* **To do**
Which lines of the entries contain the string "Each"? Please find them and copy them.

* **Exercise data**
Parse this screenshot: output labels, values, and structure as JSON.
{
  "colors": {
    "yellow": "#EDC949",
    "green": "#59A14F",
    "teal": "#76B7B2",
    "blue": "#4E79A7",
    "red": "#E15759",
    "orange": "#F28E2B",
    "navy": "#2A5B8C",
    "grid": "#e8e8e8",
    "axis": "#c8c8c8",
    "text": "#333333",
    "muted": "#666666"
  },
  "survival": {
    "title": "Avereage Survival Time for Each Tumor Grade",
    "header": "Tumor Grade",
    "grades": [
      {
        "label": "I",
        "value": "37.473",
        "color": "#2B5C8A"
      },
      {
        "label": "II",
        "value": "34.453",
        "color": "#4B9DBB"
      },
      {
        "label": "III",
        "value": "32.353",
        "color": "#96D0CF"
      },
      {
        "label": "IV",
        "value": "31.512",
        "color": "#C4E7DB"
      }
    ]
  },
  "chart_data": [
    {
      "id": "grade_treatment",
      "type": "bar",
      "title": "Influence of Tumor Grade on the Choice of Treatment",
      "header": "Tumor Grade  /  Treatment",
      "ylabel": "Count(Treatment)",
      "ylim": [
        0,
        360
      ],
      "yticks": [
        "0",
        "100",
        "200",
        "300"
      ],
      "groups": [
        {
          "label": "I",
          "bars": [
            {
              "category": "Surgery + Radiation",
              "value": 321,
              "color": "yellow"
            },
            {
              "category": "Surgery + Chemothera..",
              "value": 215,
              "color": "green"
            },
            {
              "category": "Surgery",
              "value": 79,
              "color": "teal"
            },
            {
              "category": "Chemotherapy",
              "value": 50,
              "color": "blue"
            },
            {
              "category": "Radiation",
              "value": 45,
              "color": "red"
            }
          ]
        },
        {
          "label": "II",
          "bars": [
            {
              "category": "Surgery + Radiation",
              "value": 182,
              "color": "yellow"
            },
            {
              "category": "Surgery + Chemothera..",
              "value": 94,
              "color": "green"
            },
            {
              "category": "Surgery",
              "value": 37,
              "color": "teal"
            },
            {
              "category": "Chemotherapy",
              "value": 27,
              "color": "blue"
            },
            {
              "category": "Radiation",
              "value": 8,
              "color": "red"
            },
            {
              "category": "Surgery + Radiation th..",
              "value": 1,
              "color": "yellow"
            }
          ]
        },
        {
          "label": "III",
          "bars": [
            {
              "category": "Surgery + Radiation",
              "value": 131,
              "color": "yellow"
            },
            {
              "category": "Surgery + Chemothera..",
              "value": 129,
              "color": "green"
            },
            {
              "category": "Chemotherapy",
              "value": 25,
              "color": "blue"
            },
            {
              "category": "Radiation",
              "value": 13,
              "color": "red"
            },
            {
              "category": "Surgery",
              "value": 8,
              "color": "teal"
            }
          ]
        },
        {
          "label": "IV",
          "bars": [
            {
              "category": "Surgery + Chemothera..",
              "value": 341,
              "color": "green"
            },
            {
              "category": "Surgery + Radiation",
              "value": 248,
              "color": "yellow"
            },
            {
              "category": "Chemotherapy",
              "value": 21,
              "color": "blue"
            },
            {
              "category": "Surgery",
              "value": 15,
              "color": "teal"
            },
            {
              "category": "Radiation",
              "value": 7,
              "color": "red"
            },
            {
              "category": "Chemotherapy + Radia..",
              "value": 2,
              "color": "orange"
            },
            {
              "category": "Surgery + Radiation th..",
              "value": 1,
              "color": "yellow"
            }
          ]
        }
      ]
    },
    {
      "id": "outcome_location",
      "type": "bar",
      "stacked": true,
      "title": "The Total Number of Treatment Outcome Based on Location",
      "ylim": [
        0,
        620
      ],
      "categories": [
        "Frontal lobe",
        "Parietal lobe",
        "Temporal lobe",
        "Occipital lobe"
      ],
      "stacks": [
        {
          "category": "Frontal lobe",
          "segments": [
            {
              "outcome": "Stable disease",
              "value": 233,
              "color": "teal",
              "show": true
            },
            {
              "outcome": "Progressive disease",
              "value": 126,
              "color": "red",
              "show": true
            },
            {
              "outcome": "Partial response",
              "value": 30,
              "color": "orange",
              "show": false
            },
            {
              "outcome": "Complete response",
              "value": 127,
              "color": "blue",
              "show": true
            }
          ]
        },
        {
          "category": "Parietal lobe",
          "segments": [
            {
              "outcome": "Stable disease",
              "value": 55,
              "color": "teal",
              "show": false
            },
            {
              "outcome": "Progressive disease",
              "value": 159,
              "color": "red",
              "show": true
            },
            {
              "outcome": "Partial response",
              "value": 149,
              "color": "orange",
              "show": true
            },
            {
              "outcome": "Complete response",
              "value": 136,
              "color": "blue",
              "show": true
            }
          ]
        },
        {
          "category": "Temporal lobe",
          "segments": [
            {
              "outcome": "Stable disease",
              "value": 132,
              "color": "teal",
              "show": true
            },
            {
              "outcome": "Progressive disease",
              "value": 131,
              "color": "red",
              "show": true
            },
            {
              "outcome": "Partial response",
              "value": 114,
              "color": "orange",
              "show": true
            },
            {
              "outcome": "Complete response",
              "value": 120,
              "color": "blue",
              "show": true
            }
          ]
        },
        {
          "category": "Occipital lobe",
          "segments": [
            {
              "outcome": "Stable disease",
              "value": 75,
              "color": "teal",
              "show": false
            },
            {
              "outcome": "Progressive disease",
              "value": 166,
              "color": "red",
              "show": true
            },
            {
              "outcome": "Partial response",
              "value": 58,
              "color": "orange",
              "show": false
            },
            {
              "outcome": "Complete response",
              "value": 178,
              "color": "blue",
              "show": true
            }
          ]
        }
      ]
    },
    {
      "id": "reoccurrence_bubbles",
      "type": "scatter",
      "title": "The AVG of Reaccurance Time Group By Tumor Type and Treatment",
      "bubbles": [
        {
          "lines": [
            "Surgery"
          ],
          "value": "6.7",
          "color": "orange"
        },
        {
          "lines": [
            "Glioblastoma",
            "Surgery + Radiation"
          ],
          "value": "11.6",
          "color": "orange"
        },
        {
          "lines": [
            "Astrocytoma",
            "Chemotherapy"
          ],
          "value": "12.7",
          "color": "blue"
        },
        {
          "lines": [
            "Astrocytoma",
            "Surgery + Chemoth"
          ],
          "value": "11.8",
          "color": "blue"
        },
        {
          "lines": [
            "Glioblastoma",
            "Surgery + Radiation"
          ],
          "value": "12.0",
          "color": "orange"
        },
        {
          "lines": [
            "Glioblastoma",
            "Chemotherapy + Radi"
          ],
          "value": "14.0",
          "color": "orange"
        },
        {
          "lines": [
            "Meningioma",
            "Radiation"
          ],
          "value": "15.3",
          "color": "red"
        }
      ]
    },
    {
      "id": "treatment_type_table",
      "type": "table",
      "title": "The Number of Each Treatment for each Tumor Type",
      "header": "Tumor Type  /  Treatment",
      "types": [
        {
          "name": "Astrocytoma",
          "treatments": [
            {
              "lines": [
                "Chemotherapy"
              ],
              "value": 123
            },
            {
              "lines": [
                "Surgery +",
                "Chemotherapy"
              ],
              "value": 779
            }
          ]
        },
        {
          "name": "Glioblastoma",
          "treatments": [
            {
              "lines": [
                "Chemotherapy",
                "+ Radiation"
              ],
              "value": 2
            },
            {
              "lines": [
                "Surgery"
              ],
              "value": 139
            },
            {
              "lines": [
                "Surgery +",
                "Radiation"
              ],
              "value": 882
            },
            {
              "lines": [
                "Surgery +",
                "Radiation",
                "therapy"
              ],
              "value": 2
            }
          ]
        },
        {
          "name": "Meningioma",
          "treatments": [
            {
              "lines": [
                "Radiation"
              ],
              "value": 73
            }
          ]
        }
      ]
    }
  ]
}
--
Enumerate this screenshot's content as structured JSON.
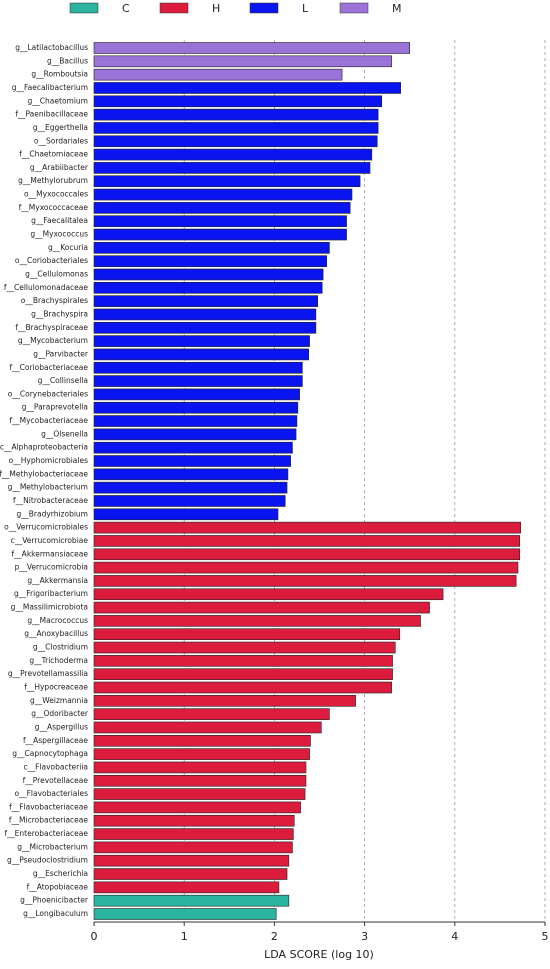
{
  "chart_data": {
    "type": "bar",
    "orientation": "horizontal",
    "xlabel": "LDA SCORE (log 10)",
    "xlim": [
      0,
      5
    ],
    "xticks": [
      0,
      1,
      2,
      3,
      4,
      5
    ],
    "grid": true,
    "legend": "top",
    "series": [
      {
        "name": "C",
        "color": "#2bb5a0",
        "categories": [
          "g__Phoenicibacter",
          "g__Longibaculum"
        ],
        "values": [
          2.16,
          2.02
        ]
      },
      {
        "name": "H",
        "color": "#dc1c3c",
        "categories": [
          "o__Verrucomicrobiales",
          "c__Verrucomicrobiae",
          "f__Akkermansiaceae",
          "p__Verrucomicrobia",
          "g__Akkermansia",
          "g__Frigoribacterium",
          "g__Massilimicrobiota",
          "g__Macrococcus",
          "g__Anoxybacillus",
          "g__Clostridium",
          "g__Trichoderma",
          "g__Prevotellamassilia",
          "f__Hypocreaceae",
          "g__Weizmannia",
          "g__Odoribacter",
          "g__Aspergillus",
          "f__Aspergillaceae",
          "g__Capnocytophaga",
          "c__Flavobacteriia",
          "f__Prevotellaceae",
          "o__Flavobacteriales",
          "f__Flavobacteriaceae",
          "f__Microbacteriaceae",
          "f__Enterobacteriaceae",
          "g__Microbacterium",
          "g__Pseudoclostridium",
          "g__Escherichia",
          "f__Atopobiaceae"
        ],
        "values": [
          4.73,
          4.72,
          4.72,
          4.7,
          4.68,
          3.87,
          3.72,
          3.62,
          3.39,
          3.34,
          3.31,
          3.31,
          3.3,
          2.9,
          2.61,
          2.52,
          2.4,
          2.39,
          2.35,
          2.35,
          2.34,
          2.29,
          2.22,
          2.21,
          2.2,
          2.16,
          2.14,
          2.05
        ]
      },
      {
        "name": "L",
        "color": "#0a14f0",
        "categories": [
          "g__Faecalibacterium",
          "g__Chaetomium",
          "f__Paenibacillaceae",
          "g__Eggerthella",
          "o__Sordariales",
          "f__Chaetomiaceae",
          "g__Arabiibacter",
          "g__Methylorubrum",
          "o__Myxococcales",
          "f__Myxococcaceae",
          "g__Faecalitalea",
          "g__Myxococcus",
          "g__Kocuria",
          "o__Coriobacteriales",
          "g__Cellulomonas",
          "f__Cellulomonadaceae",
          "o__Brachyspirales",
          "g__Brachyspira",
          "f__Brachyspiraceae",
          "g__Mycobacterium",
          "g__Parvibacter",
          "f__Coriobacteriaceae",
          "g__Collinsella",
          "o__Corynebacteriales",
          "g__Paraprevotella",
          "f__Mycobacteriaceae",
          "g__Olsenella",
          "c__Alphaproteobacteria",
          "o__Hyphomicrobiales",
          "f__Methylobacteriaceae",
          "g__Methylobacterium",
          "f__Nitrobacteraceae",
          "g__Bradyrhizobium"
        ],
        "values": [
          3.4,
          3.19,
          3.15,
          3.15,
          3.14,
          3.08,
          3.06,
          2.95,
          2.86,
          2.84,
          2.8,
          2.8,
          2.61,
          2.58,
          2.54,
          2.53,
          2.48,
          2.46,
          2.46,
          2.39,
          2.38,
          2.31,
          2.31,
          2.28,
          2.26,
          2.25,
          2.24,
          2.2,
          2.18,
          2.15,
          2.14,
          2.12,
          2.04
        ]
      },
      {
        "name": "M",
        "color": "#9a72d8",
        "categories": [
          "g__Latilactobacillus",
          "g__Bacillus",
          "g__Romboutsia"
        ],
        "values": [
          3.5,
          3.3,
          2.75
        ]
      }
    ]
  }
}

* **Result**
    "title": "Avereage Survival Time for Each Tumor Grade",
      "title": "The Number of Each Treatment for each Tumor Type",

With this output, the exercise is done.